**WHAT IS BEING ASKED:**
Among the lines below, list those containing the string "소비전력".
◇ ◇ ◇ ◇ ◇
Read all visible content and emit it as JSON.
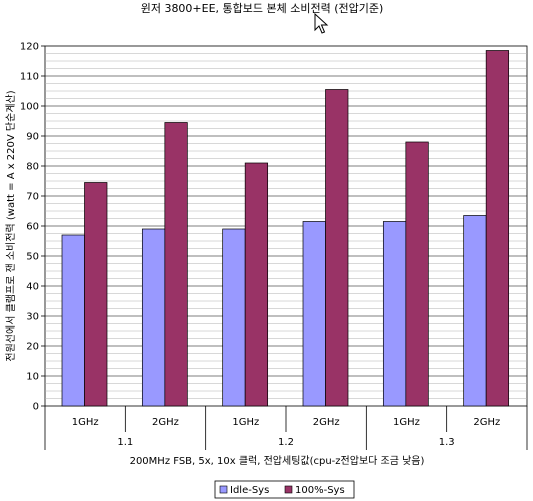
{
  "chart_data": {
    "type": "bar",
    "title": "윈저 3800+EE, 통합보드 본체 소비전력 (전압기준)",
    "ylabel": "전원선에서 클램프로 잰 소비전력 (watt = A x 220V 단순계산)",
    "xlabel": "200MHz FSB, 5x, 10x 클럭, 전압세팅값(cpu-z전압보다 조금 낮음)",
    "ylim": [
      0,
      120
    ],
    "yticks": [
      0,
      10,
      20,
      30,
      40,
      50,
      60,
      70,
      80,
      90,
      100,
      110,
      120
    ],
    "categories": [
      "1GHz",
      "2GHz",
      "1GHz",
      "2GHz",
      "1GHz",
      "2GHz"
    ],
    "groups": [
      {
        "label": "1.1",
        "categories": [
          "1GHz",
          "2GHz"
        ]
      },
      {
        "label": "1.2",
        "categories": [
          "1GHz",
          "2GHz"
        ]
      },
      {
        "label": "1.3",
        "categories": [
          "1GHz",
          "2GHz"
        ]
      }
    ],
    "series": [
      {
        "name": "Idle-Sys",
        "color": "#9999ff",
        "values": [
          57,
          59,
          59,
          61.5,
          61.5,
          63.5
        ]
      },
      {
        "name": "100%-Sys",
        "color": "#993366",
        "values": [
          74.5,
          94.5,
          81,
          105.5,
          88,
          118.5
        ]
      }
    ],
    "grid": true,
    "legend": "bottom"
  },
  "cursor_icon": "mouse-pointer-icon"
}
◇ ◇ ◇ ◇ ◇
**EXERCISE ANSWER:**
    "title": "윈저 3800+EE, 통합보드 본체 소비전력 (전압기준)",
    "ylabel": "전원선에서 클램프로 잰 소비전력 (watt = A x 220V 단순계산)",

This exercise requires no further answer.